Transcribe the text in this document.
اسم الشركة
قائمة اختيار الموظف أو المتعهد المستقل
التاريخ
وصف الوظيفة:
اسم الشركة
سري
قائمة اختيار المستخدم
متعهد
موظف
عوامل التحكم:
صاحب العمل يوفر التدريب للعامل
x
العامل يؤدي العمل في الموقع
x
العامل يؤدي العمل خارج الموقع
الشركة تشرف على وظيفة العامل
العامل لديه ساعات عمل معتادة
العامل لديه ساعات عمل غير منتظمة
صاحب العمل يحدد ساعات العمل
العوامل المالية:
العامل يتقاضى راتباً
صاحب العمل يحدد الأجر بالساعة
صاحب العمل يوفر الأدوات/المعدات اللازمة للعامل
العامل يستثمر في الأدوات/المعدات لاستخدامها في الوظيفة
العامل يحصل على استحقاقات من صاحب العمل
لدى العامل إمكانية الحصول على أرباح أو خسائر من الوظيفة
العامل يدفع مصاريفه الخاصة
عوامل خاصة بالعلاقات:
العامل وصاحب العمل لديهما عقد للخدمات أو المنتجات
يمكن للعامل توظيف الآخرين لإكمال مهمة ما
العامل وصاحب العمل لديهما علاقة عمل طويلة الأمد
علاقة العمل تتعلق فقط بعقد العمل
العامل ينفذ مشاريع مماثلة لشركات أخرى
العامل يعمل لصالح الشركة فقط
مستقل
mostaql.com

....

Set task:
Produce an exact copy of the whole listing.

Full output:
Transcribe the text in this document.
اسم الشركة
قائمة اختيار الموظف أو المتعهد المستقل
التاريخ
وصف الوظيفة:
اسم الشركة
سري
قائمة اختيار المستخدم
متعهد
موظف
عوامل التحكم:
صاحب العمل يوفر التدريب للعامل
x
العامل يؤدي العمل في الموقع
x
العامل يؤدي العمل خارج الموقع
الشركة تشرف على وظيفة العامل
العامل لديه ساعات عمل معتادة
العامل لديه ساعات عمل غير منتظمة
صاحب العمل يحدد ساعات العمل
العوامل المالية:
العامل يتقاضى راتباً
صاحب العمل يحدد الأجر بالساعة
صاحب العمل يوفر الأدوات/المعدات اللازمة للعامل
العامل يستثمر في الأدوات/المعدات لاستخدامها في الوظيفة
العامل يحصل على استحقاقات من صاحب العمل
لدى العامل إمكانية الحصول على أرباح أو خسائر من الوظيفة
العامل يدفع مصاريفه الخاصة
عوامل خاصة بالعلاقات:
العامل وصاحب العمل لديهما عقد للخدمات أو المنتجات
يمكن للعامل توظيف الآخرين لإكمال مهمة ما
العامل وصاحب العمل لديهما علاقة عمل طويلة الأمد
علاقة العمل تتعلق فقط بعقد العمل
العامل ينفذ مشاريع مماثلة لشركات أخرى
العامل يعمل لصالح الشركة فقط
مستقل
mostaql.com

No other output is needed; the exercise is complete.